DESCRIPTION OF THE TASK: The entries below should be given again exactly, minus their pictures.

(Data excerpts)
┌──

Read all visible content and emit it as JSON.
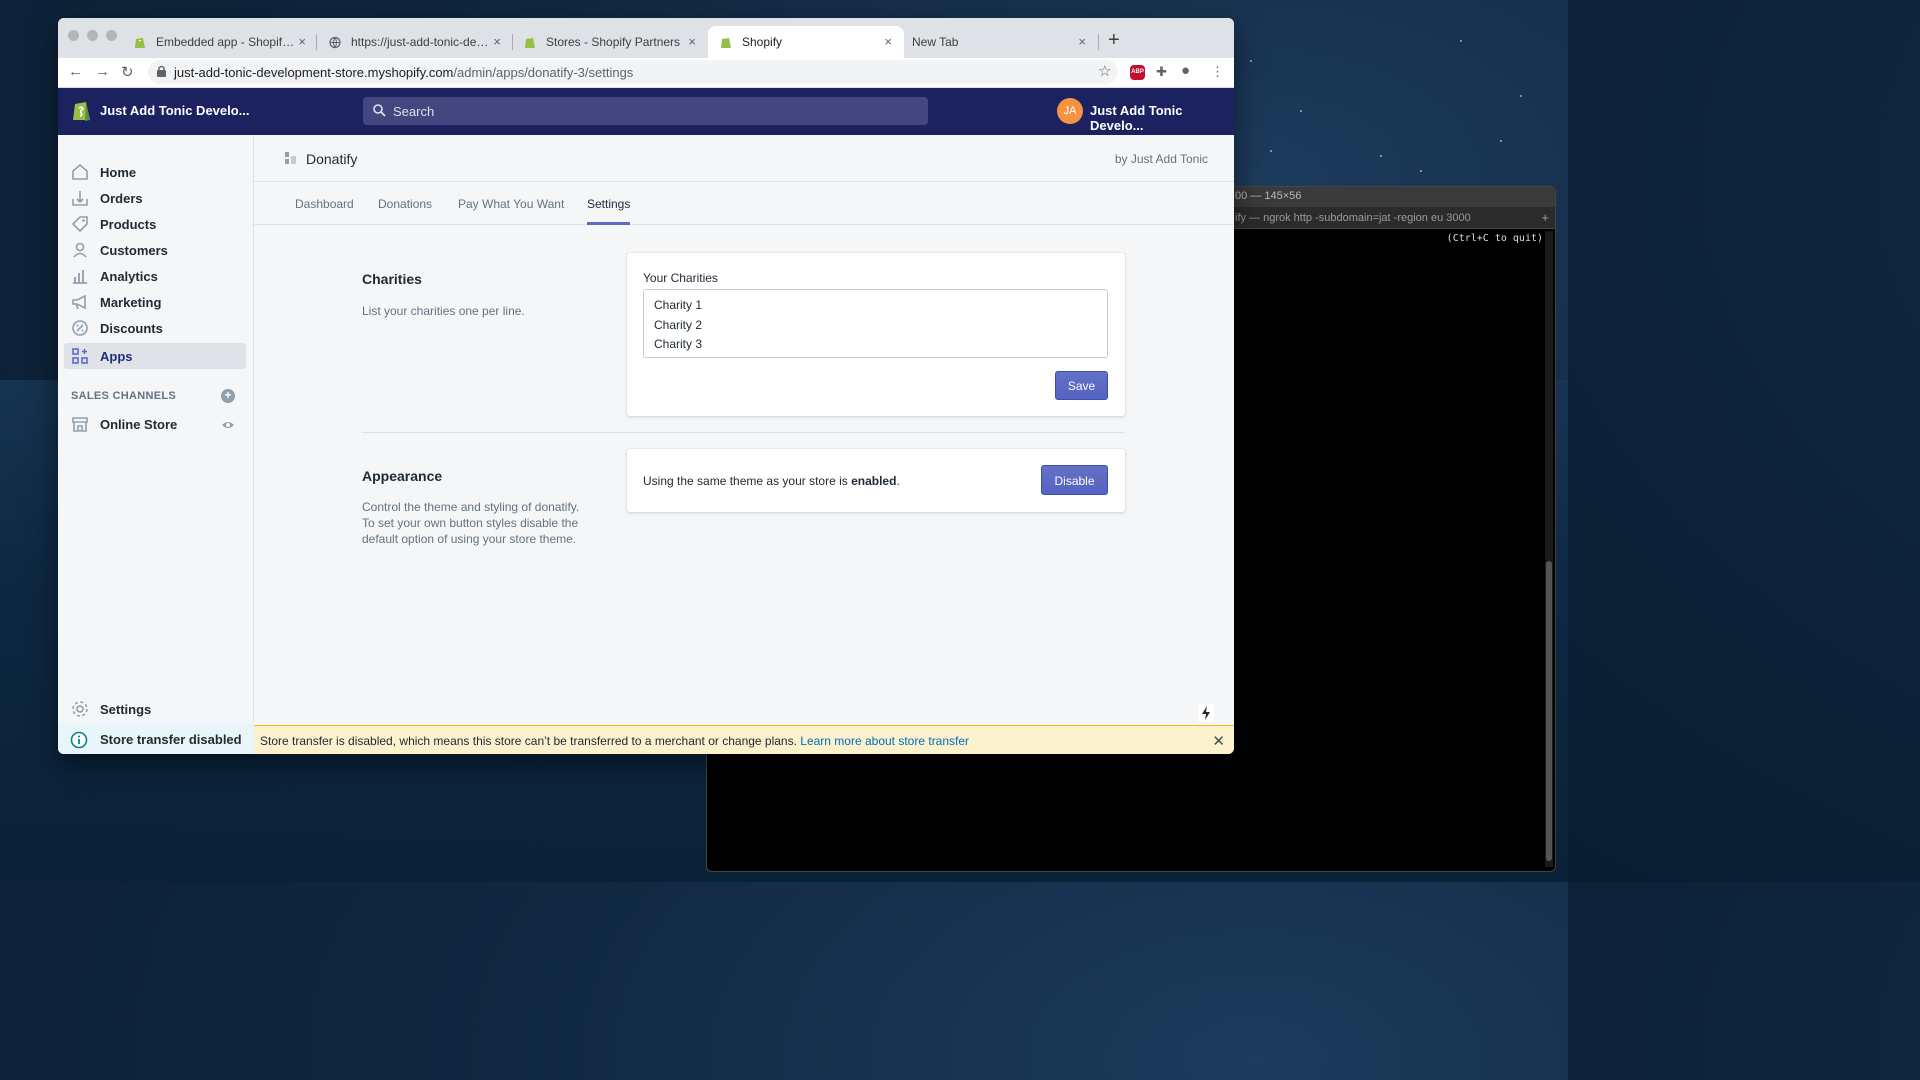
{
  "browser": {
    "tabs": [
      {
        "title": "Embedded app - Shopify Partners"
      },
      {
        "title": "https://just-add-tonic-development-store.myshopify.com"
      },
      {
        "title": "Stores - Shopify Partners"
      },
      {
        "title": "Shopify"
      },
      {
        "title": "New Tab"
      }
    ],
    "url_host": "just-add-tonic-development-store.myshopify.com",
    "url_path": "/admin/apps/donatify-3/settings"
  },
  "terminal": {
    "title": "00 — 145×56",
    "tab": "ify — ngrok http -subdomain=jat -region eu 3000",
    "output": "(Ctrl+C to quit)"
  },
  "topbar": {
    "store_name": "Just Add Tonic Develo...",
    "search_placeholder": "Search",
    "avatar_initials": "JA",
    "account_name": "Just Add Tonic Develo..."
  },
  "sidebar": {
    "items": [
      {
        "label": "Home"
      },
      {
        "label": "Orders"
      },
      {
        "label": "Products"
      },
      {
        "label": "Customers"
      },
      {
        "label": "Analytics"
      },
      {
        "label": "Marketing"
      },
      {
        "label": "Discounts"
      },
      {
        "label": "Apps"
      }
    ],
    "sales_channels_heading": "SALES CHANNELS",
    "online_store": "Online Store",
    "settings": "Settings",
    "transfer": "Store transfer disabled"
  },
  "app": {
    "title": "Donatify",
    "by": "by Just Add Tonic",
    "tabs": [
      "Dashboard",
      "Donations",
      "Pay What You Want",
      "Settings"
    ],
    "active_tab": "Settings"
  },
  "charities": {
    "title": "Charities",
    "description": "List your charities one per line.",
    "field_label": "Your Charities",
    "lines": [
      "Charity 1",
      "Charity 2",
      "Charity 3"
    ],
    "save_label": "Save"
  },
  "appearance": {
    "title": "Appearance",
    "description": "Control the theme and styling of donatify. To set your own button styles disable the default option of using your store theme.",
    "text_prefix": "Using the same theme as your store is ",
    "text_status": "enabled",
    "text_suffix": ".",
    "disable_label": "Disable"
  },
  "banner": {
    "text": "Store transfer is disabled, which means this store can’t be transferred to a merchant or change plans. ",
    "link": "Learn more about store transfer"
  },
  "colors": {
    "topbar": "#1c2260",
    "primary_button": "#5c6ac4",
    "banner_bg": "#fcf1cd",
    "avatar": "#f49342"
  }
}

└──

EXERCISE OUTPUT:
Read all visible content and emit it as JSON.
{
  "browser": {
    "tabs": [
      {
        "title": "Embedded app - Shopify Partners"
      },
      {
        "title": "https://just-add-tonic-development-store.myshopify.com"
      },
      {
        "title": "Stores - Shopify Partners"
      },
      {
        "title": "Shopify"
      },
      {
        "title": "New Tab"
      }
    ],
    "url_host": "just-add-tonic-development-store.myshopify.com",
    "url_path": "/admin/apps/donatify-3/settings"
  },
  "terminal": {
    "title": "00 — 145×56",
    "tab": "ify — ngrok http -subdomain=jat -region eu 3000",
    "output": "(Ctrl+C to quit)"
  },
  "topbar": {
    "store_name": "Just Add Tonic Develo...",
    "search_placeholder": "Search",
    "avatar_initials": "JA",
    "account_name": "Just Add Tonic Develo..."
  },
  "sidebar": {
    "items": [
      {
        "label": "Home"
      },
      {
        "label": "Orders"
      },
      {
        "label": "Products"
      },
      {
        "label": "Customers"
      },
      {
        "label": "Analytics"
      },
      {
        "label": "Marketing"
      },
      {
        "label": "Discounts"
      },
      {
        "label": "Apps"
      }
    ],
    "sales_channels_heading": "SALES CHANNELS",
    "online_store": "Online Store",
    "settings": "Settings",
    "transfer": "Store transfer disabled"
  },
  "app": {
    "title": "Donatify",
    "by": "by Just Add Tonic",
    "tabs": [
      "Dashboard",
      "Donations",
      "Pay What You Want",
      "Settings"
    ],
    "active_tab": "Settings"
  },
  "charities": {
    "title": "Charities",
    "description": "List your charities one per line.",
    "field_label": "Your Charities",
    "lines": [
      "Charity 1",
      "Charity 2",
      "Charity 3"
    ],
    "save_label": "Save"
  },
  "appearance": {
    "title": "Appearance",
    "description": "Control the theme and styling of donatify. To set your own button styles disable the default option of using your store theme.",
    "text_prefix": "Using the same theme as your store is ",
    "text_status": "enabled",
    "text_suffix": ".",
    "disable_label": "Disable"
  },
  "banner": {
    "text": "Store transfer is disabled, which means this store can’t be transferred to a merchant or change plans. ",
    "link": "Learn more about store transfer"
  },
  "colors": {
    "topbar": "#1c2260",
    "primary_button": "#5c6ac4",
    "banner_bg": "#fcf1cd",
    "avatar": "#f49342"
  }
}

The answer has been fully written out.